### Directions
The entries below are to be transcribed in full, without their images.

-- Start Data shown --

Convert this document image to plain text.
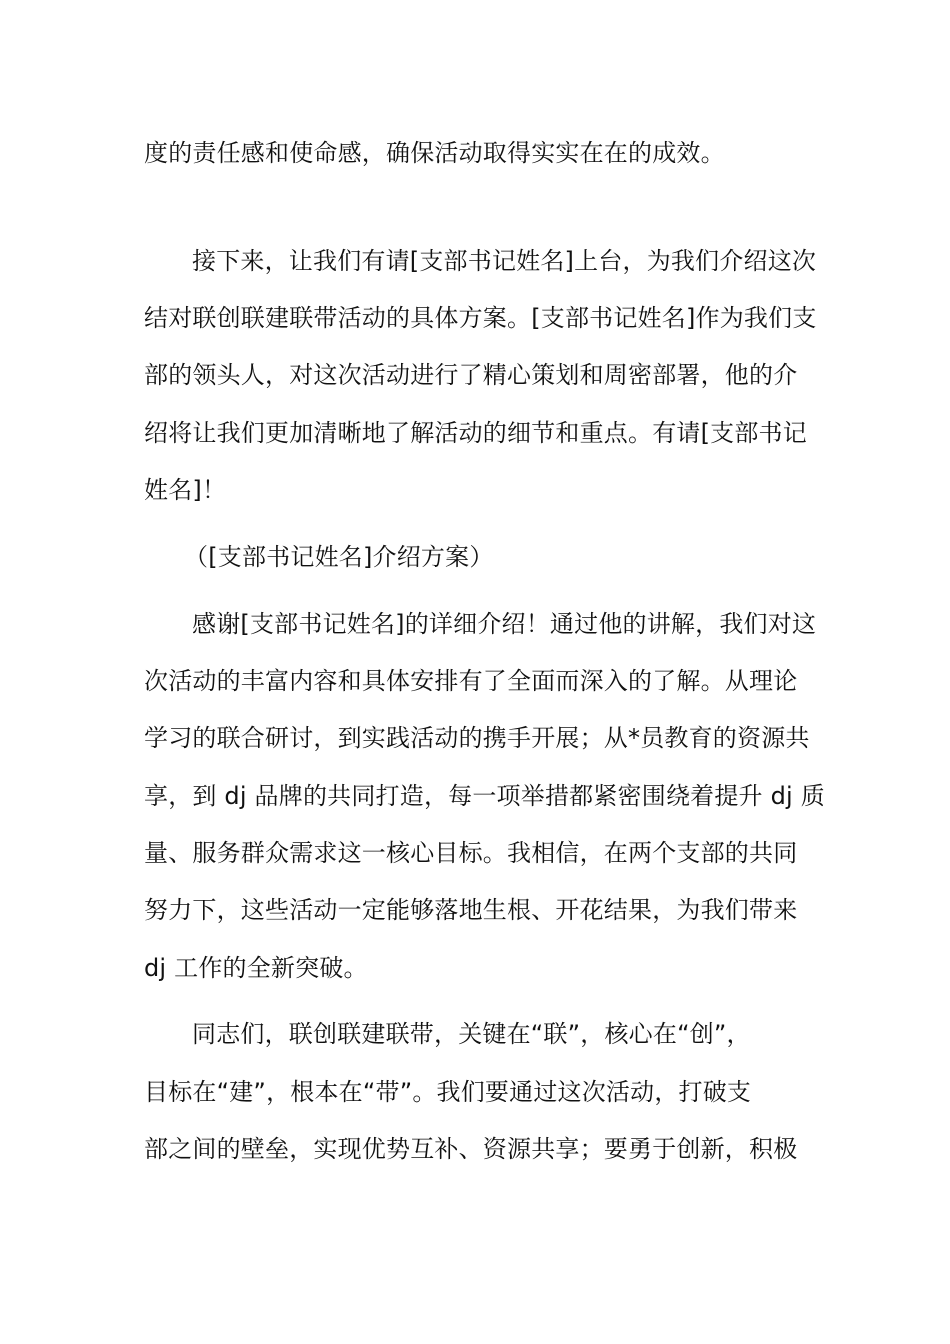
度的责任感和使命感，确保活动取得实实在在的成效。
接下来，让我们有请[支部书记姓名]上台，为我们介绍这次
结对联创联建联带活动的具体方案。[支部书记姓名]作为我们支
部的领头人，对这次活动进行了精心策划和周密部署，他的介
绍将让我们更加清晰地了解活动的细节和重点。有请[支部书记
姓名]！
（[支部书记姓名]介绍方案）
感谢[支部书记姓名]的详细介绍！通过他的讲解，我们对这
次活动的丰富内容和具体安排有了全面而深入的了解。从理论
学习的联合研讨，到实践活动的携手开展；从*员教育的资源共
享，到 dj 品牌的共同打造，每一项举措都紧密围绕着提升 dj 质
量、服务群众需求这一核心目标。我相信，在两个支部的共同
努力下，这些活动一定能够落地生根、开花结果，为我们带来
dj 工作的全新突破。
同志们，联创联建联带，关键在“联”，核心在“创”，
目标在“建”，根本在“带”。我们要通过这次活动，打破支
部之间的壁垒，实现优势互补、资源共享；要勇于创新，积极
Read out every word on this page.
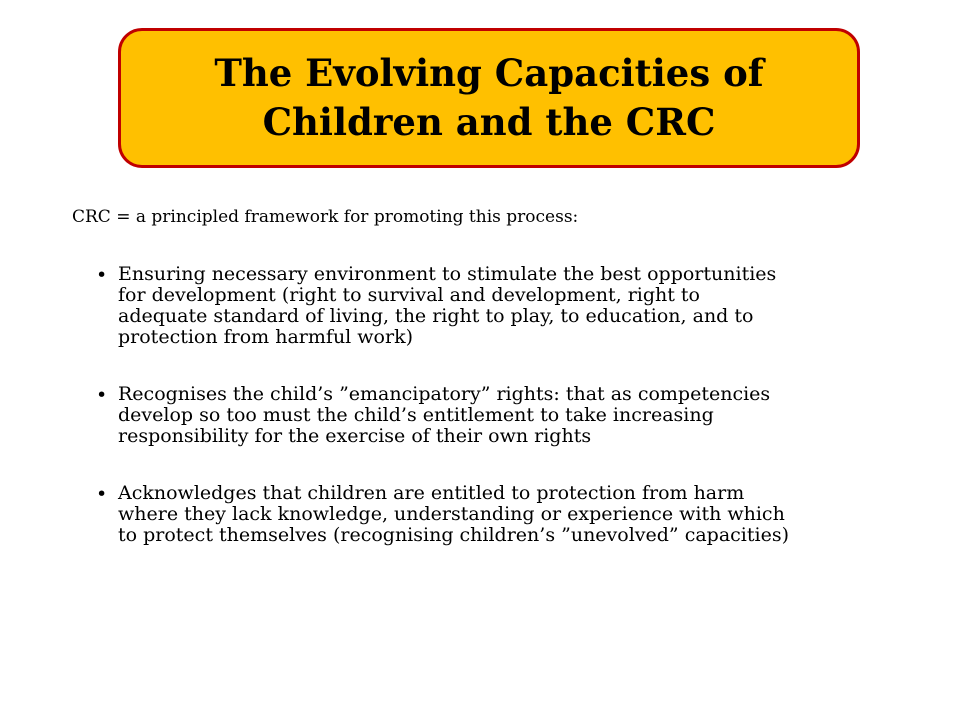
The Evolving Capacities of
Children and the CRC
CRC = a principled framework for promoting this process:
• Ensuring necessary environment to stimulate the best opportunities
for development (right to survival and development, right to
adequate standard of living, the right to play, to education, and to
protection from harmful work)
• Recognises the child’s ”emancipatory” rights: that as competencies
develop so too must the child’s entitlement to take increasing
responsibility for the exercise of their own rights
• Acknowledges that children are entitled to protection from harm
where they lack knowledge, understanding or experience with which
to protect themselves (recognising children’s ”unevolved” capacities)
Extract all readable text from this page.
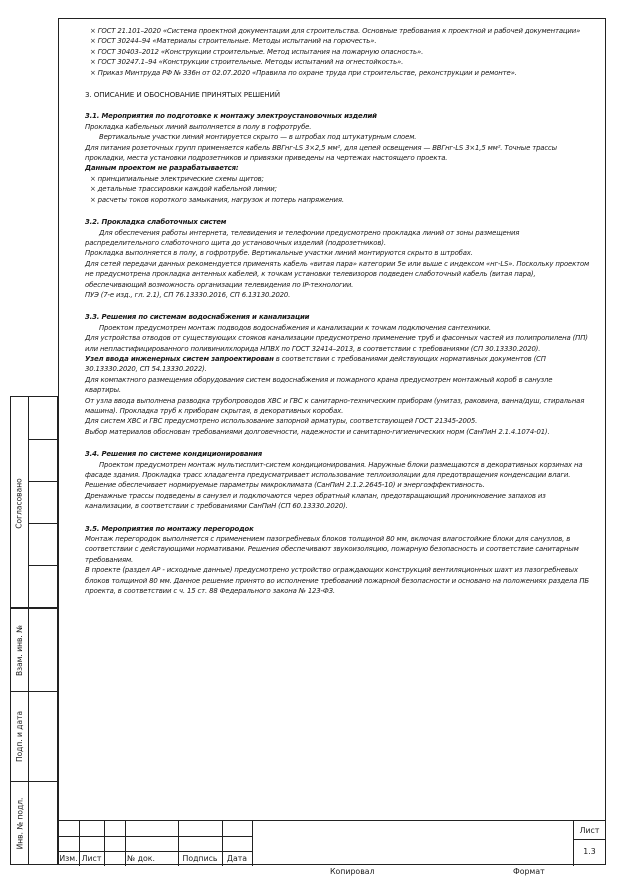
Согласовано
Взам. инв. №
Подп. и дата
Инв. № подл.

× ГОСТ 21.101–2020 «Система проектной документации для строительства. Основные требования к проектной и рабочей документации»

× ГОСТ 30244–94 «Материалы строительные. Методы испытаний на горючесть».

× ГОСТ 30403–2012 «Конструкции строительные. Метод испытания на пожарную опасность».

× ГОСТ 30247.1–94 «Конструкции строительные. Методы испытаний на огнестойкость».

× Приказ Минтруда РФ № 336н от 02.07.2020 «Правила по охране труда при строительстве, реконструкции и ремонте».

3. ОПИСАНИЕ И ОБОСНОВАНИЕ ПРИНЯТЫХ РЕШЕНИЙ

3.1. Мероприятия по подготовке к монтажу электроустановочных изделий

Прокладка кабельных линий выполняется в полу в гофротрубе.

Вертикальные участки линий монтируется скрыто — в штробах под штукатурным слоем.

Для питания розеточных групп применяется кабель ВВГнг-LS 3×2,5 мм², для цепей освещения — ВВГнг-LS 3×1,5 мм². Точные трассы прокладки, места установки подрозетников и привязки приведены на чертежах настоящего проекта.

Данным проектом не разрабатывается:

× принципиальные электрические схемы щитов;

× детальные трассировки каждой кабельной линии;

× расчеты токов короткого замыкания, нагрузок и потерь напряжения.

3.2. Прокладка слаботочных систем

Для обеспечения работы интернета, телевидения и телефонии предусмотрено прокладка линий от зоны размещения распределительного слаботочного щита до установочных изделий (подрозетников).

Прокладка выполняется в полу, в гофротрубе. Вертикальные участки линий монтируются скрыто в штробах.

Для сетей передачи данных рекомендуется применять кабель «витая пара» категории 5е или выше с индексом «нг-LS». Поскольку проектом не предусмотрена прокладка антенных кабелей, к точкам установки телевизоров подведен слаботочный кабель (витая пара), обеспечивающий возможность организации телевидения по IP-технологии.

ПУЭ (7-е изд., гл. 2.1), СП 76.13330.2016, СП 6.13130.2020.

3.3. Решения по системам водоснабжения и канализации

Проектом предусмотрен монтаж подводов водоснабжения и канализации к точкам подключения сантехники.

Для устройства отводов от существующих стояков канализации предусмотрено применение труб и фасонных частей из полипропилена (ПП) или непластифицированного поливинилхлорида НПВХ по ГОСТ 32414–2013, в соответствии с требованиями (СП 30.13330.2020).

Узел ввода инженерных систем запроектирован в соответствии с требованиями действующих нормативных документов (СП 30.13330.2020, СП 54.13330.2022).

Для компактного размещения оборудования систем водоснабжения и пожарного крана предусмотрен монтажный короб в санузле квартиры.

От узла ввода выполнена разводка трубопроводов ХВС и ГВС к санитарно-техническим приборам (унитаз, раковина, ванна/душ, стиральная машина). Прокладка труб к приборам скрытая, в декоративных коробах.

Для систем ХВС и ГВС предусмотрено использование запорной арматуры, соответствующей ГОСТ 21345-2005.

Выбор материалов обоснован требованиями долговечности, надежности и санитарно-гигиенических норм (СанПиН 2.1.4.1074-01).

3.4. Решения по системе кондиционирования

Проектом предусмотрен монтаж мультисплит-систем кондиционирования. Наружные блоки размещаются в декоративных корзинах на фасаде здания. Прокладка трасс хладагента предусматривает использование теплоизоляции для предотвращения конденсации влаги. Решение обеспечивает нормируемые параметры микроклимата (СанПиН 2.1.2.2645-10) и энергоэффективность.

Дренажные трассы подведены в санузел и подключаются через обратный клапан, предотвращающий проникновение запахов из канализации, в соответствии с требованиями СанПиН (СП 60.13330.2020).

3.5. Мероприятия по монтажу перегородок

Монтаж перегородок выполняется с применением пазогребневых блоков толщиной 80 мм, включая влагостойкие блоки для санузлов, в соответствии с действующими нормативами. Решения обеспечивают звукоизоляцию, пожарную безопасность и соответствие санитарным требованиям.

В проекте (раздел АР - исходные данные) предусмотрено устройство ограждающих конструкций вентиляционных шахт из пазогребневых блоков толщиной 80 мм. Данное решение принято во исполнение требований пожарной безопасности и основано на положениях раздела ПБ проекта, в соответствии с ч. 15 ст. 88 Федерального закона № 123-ФЗ.

Изм. Лист	№ док.	Подпись	Дата
Лист
1.3
Копировал	Формат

-- End Data shown --

### Worked solution
Convert this document image to plain text.
度的责任感和使命感，确保活动取得实实在在的成效。
接下来，让我们有请[支部书记姓名]上台，为我们介绍这次
结对联创联建联带活动的具体方案。[支部书记姓名]作为我们支
部的领头人，对这次活动进行了精心策划和周密部署，他的介
绍将让我们更加清晰地了解活动的细节和重点。有请[支部书记
姓名]！
（[支部书记姓名]介绍方案）
感谢[支部书记姓名]的详细介绍！通过他的讲解，我们对这
次活动的丰富内容和具体安排有了全面而深入的了解。从理论
学习的联合研讨，到实践活动的携手开展；从*员教育的资源共
享，到 dj 品牌的共同打造，每一项举措都紧密围绕着提升 dj 质
量、服务群众需求这一核心目标。我相信，在两个支部的共同
努力下，这些活动一定能够落地生根、开花结果，为我们带来
dj 工作的全新突破。
同志们，联创联建联带，关键在“联”，核心在“创”，
目标在“建”，根本在“带”。我们要通过这次活动，打破支
部之间的壁垒，实现优势互补、资源共享；要勇于创新，积极
Read out every word on this page.
The Evolving Capacities of
Children and the CRC
CRC = a principled framework for promoting this process:
• Ensuring necessary environment to stimulate the best opportunities
for development (right to survival and development, right to
adequate standard of living, the right to play, to education, and to
protection from harmful work)
• Recognises the child’s ”emancipatory” rights: that as competencies
develop so too must the child’s entitlement to take increasing
responsibility for the exercise of their own rights
• Acknowledges that children are entitled to protection from harm
where they lack knowledge, understanding or experience with which
to protect themselves (recognising children’s ”unevolved” capacities)
Extract all readable text from this page.
Согласовано
Взам. инв. №
Подп. и дата
Инв. № подл.

× ГОСТ 21.101–2020 «Система проектной документации для строительства. Основные требования к проектной и рабочей документации»

× ГОСТ 30244–94 «Материалы строительные. Методы испытаний на горючесть».

× ГОСТ 30403–2012 «Конструкции строительные. Метод испытания на пожарную опасность».

× ГОСТ 30247.1–94 «Конструкции строительные. Методы испытаний на огнестойкость».

× Приказ Минтруда РФ № 336н от 02.07.2020 «Правила по охране труда при строительстве, реконструкции и ремонте».

3. ОПИСАНИЕ И ОБОСНОВАНИЕ ПРИНЯТЫХ РЕШЕНИЙ

3.1. Мероприятия по подготовке к монтажу электроустановочных изделий

Прокладка кабельных линий выполняется в полу в гофротрубе.

Вертикальные участки линий монтируется скрыто — в штробах под штукатурным слоем.

Для питания розеточных групп применяется кабель ВВГнг-LS 3×2,5 мм², для цепей освещения — ВВГнг-LS 3×1,5 мм². Точные трассы прокладки, места установки подрозетников и привязки приведены на чертежах настоящего проекта.

Данным проектом не разрабатывается:

× принципиальные электрические схемы щитов;

× детальные трассировки каждой кабельной линии;

× расчеты токов короткого замыкания, нагрузок и потерь напряжения.

3.2. Прокладка слаботочных систем

Для обеспечения работы интернета, телевидения и телефонии предусмотрено прокладка линий от зоны размещения распределительного слаботочного щита до установочных изделий (подрозетников).

Прокладка выполняется в полу, в гофротрубе. Вертикальные участки линий монтируются скрыто в штробах.

Для сетей передачи данных рекомендуется применять кабель «витая пара» категории 5е или выше с индексом «нг-LS». Поскольку проектом не предусмотрена прокладка антенных кабелей, к точкам установки телевизоров подведен слаботочный кабель (витая пара), обеспечивающий возможность организации телевидения по IP-технологии.

ПУЭ (7-е изд., гл. 2.1), СП 76.13330.2016, СП 6.13130.2020.

3.3. Решения по системам водоснабжения и канализации

Проектом предусмотрен монтаж подводов водоснабжения и канализации к точкам подключения сантехники.

Для устройства отводов от существующих стояков канализации предусмотрено применение труб и фасонных частей из полипропилена (ПП) или непластифицированного поливинилхлорида НПВХ по ГОСТ 32414–2013, в соответствии с требованиями (СП 30.13330.2020).

Узел ввода инженерных систем запроектирован в соответствии с требованиями действующих нормативных документов (СП 30.13330.2020, СП 54.13330.2022).

Для компактного размещения оборудования систем водоснабжения и пожарного крана предусмотрен монтажный короб в санузле квартиры.

От узла ввода выполнена разводка трубопроводов ХВС и ГВС к санитарно-техническим приборам (унитаз, раковина, ванна/душ, стиральная машина). Прокладка труб к приборам скрытая, в декоративных коробах.

Для систем ХВС и ГВС предусмотрено использование запорной арматуры, соответствующей ГОСТ 21345-2005.

Выбор материалов обоснован требованиями долговечности, надежности и санитарно-гигиенических норм (СанПиН 2.1.4.1074-01).

3.4. Решения по системе кондиционирования

Проектом предусмотрен монтаж мультисплит-систем кондиционирования. Наружные блоки размещаются в декоративных корзинах на фасаде здания. Прокладка трасс хладагента предусматривает использование теплоизоляции для предотвращения конденсации влаги. Решение обеспечивает нормируемые параметры микроклимата (СанПиН 2.1.2.2645-10) и энергоэффективность.

Дренажные трассы подведены в санузел и подключаются через обратный клапан, предотвращающий проникновение запахов из канализации, в соответствии с требованиями СанПиН (СП 60.13330.2020).

3.5. Мероприятия по монтажу перегородок

Монтаж перегородок выполняется с применением пазогребневых блоков толщиной 80 мм, включая влагостойкие блоки для санузлов, в соответствии с действующими нормативами. Решения обеспечивают звукоизоляцию, пожарную безопасность и соответствие санитарным требованиям.

В проекте (раздел АР - исходные данные) предусмотрено устройство ограждающих конструкций вентиляционных шахт из пазогребневых блоков толщиной 80 мм. Данное решение принято во исполнение требований пожарной безопасности и основано на положениях раздела ПБ проекта, в соответствии с ч. 15 ст. 88 Федерального закона № 123-ФЗ.

Изм. Лист	№ док.	Подпись	Дата
Лист
1.3
Копировал	Формат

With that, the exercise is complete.